:: Input material ::

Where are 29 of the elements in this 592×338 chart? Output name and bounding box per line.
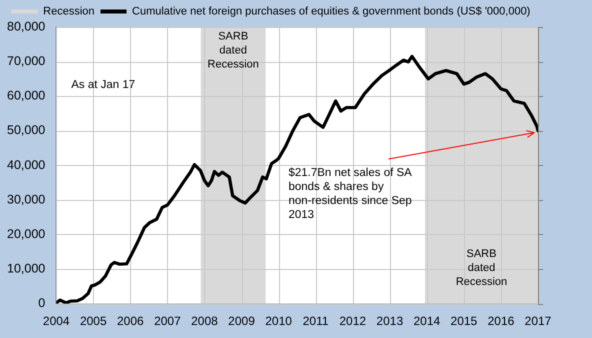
x-tick-label: 2015	[450, 314, 478, 328]
y-tick-label: 60,000	[7, 88, 46, 103]
legend-label: Cumulative net foreign purchases of equities & government bonds (US$ '000,000)	[132, 6, 530, 18]
x-tick-label: 2011	[302, 314, 329, 328]
y-tick-label: 20,000	[7, 226, 46, 241]
x-tick-label: 2006	[117, 314, 144, 328]
x-tick-label: 2014	[413, 314, 440, 328]
x-tick-label: 2017	[524, 314, 552, 328]
annotation: As at Jan 17	[71, 78, 136, 91]
x-tick-label: 2004	[42, 314, 70, 328]
x-tick-label: 2005	[80, 314, 107, 328]
x-tick-label: 2008	[191, 314, 218, 328]
band-label: SARB dated Recession	[208, 30, 259, 71]
x-tick-label: 2010	[265, 314, 292, 328]
annotation: $21.7Bn net sales of SA bonds & shares by non-residents since Sep 2013	[288, 166, 412, 221]
text: Recession	[43, 6, 95, 18]
x-tick-label: 2016	[488, 314, 515, 328]
x-tick-label: 2007	[154, 314, 182, 328]
y-tick-label: 30,000	[7, 192, 46, 206]
x-tick-label: 2013	[376, 314, 404, 328]
y-tick-label: 10,000	[7, 261, 46, 276]
x-tick-label: 2009	[228, 314, 256, 328]
y-tick-label: 80,000	[7, 19, 46, 34]
y-tick-label: 40,000	[7, 158, 46, 172]
y-tick-label: 70,000	[7, 54, 46, 68]
band-label: SARB dated Recession	[456, 248, 508, 288]
y-tick-label: 0	[38, 296, 46, 310]
x-tick-label: 2012	[339, 314, 366, 328]
y-tick-label: 50,000	[7, 123, 46, 138]
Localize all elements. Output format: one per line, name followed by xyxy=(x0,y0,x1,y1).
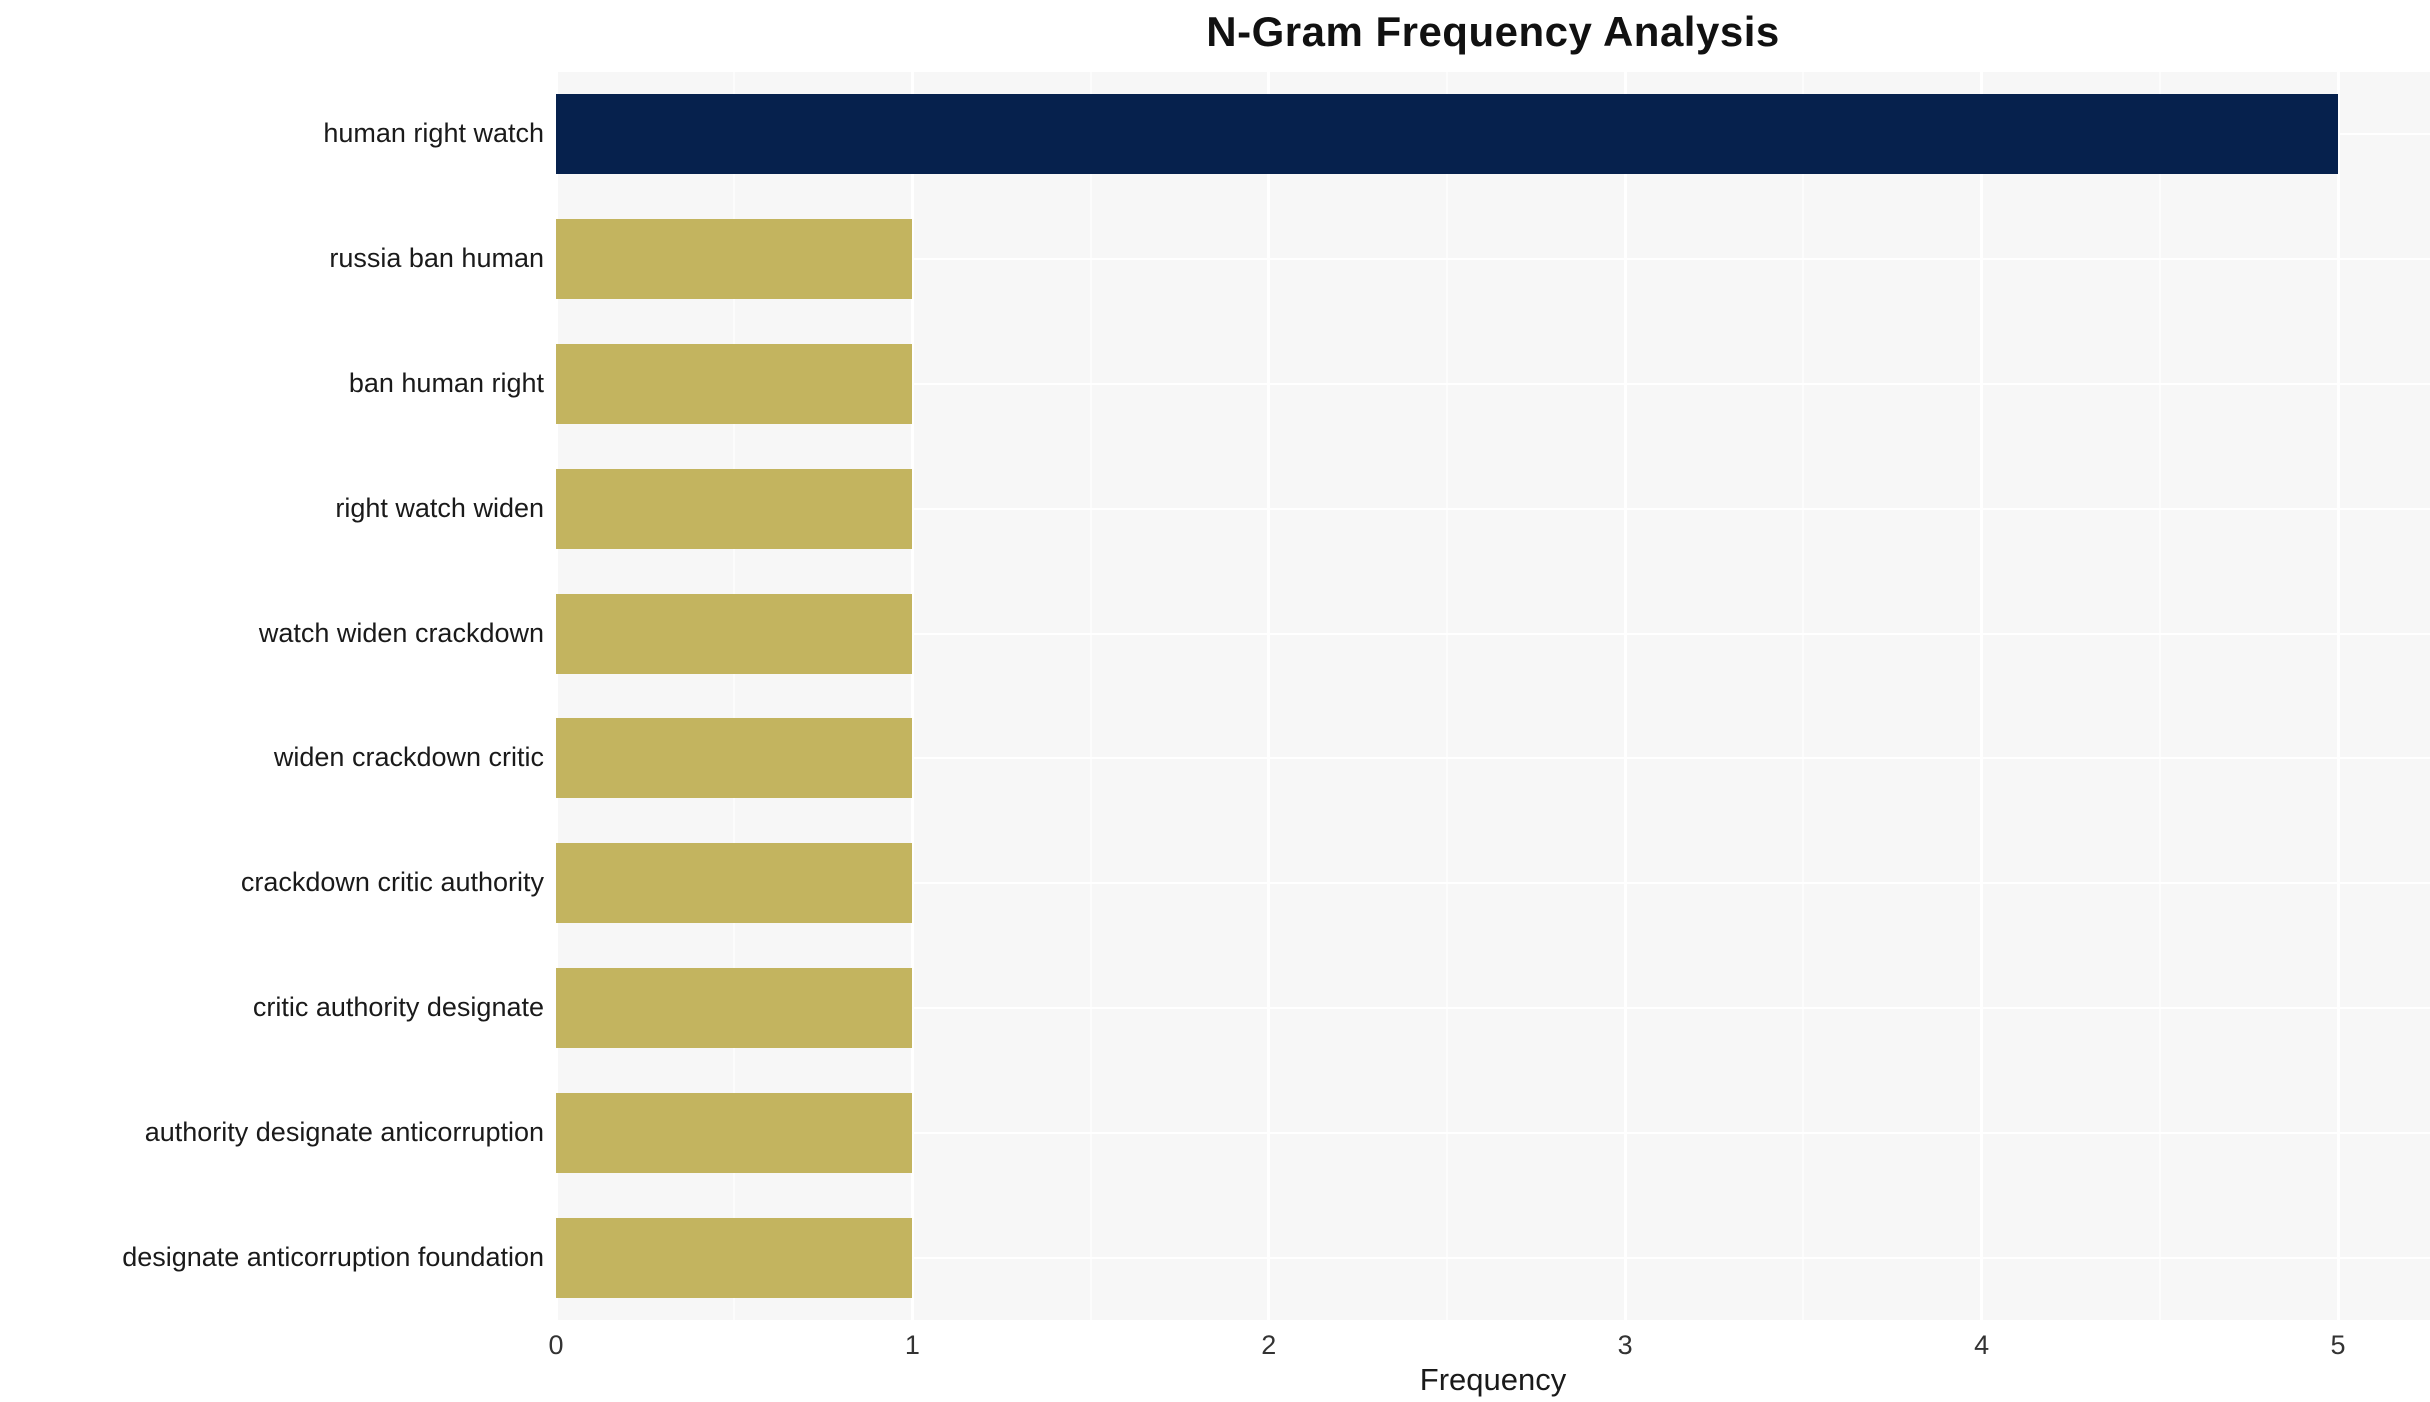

:: Set task ::
List every line in the listing above that contains the string "annotation", matching case exactly.

:: Exercise answer ::
annotation: As at Jan 17	[71, 78, 136, 91]
annotation: $21.7Bn net sales of SA bonds & shares by non-residents since Sep 2013	[288, 166, 412, 221]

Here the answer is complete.